[Listed records start]

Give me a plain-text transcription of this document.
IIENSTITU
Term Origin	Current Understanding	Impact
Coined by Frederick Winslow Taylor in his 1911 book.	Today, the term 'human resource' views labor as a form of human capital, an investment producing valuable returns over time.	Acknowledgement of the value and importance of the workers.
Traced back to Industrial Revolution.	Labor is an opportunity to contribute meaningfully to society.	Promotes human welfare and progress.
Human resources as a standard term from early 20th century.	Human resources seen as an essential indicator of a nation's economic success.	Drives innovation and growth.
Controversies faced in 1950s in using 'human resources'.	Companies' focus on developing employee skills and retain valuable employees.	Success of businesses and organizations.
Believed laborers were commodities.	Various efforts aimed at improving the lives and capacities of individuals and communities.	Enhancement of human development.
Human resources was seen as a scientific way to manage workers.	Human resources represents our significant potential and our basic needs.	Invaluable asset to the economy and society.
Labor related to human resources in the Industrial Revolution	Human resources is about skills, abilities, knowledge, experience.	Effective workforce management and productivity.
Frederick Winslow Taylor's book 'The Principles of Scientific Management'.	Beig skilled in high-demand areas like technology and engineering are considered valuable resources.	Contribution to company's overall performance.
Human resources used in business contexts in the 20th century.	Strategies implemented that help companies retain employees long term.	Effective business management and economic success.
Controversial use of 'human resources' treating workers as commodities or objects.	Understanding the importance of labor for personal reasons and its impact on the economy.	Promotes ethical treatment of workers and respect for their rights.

[Listed records end]
[Listed records start]

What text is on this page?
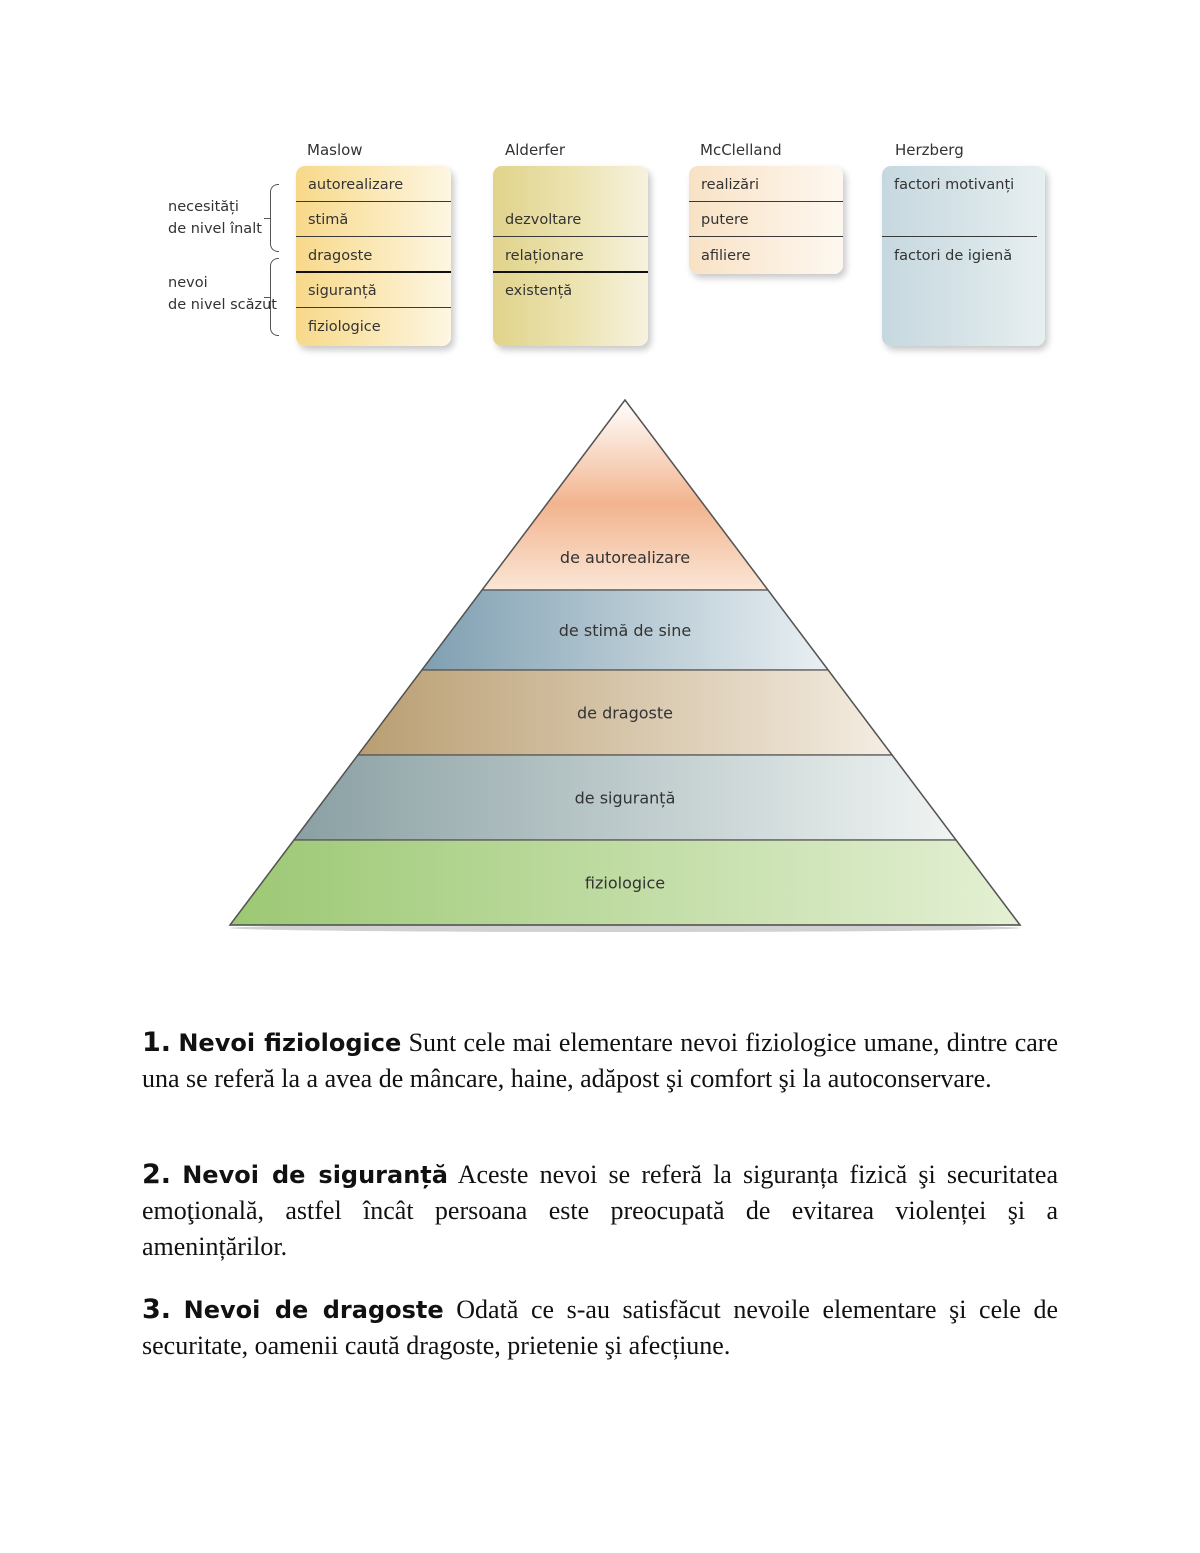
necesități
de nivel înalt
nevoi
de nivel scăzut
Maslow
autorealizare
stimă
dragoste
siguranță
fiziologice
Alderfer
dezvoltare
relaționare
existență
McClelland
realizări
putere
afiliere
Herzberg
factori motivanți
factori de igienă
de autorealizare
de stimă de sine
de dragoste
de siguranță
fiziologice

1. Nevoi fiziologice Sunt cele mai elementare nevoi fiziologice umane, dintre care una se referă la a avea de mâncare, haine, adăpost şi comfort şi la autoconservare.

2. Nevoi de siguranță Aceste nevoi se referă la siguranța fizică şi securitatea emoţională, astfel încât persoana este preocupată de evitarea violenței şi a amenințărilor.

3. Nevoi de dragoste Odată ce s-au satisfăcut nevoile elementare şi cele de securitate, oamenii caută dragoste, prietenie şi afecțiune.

[Listed records end]

**Task to carry out:** Read through the lines above and collect those that contain the string "Promotes".

**Correct response:**
Traced back to Industrial Revolution.	Labor is an opportunity to contribute meaningfully to society.	Promotes human welfare and progress.
Controversial use of 'human resources' treating workers as commodities or objects.	Understanding the importance of labor for personal reasons and its impact on the economy.	Promotes ethical treatment of workers and respect for their rights.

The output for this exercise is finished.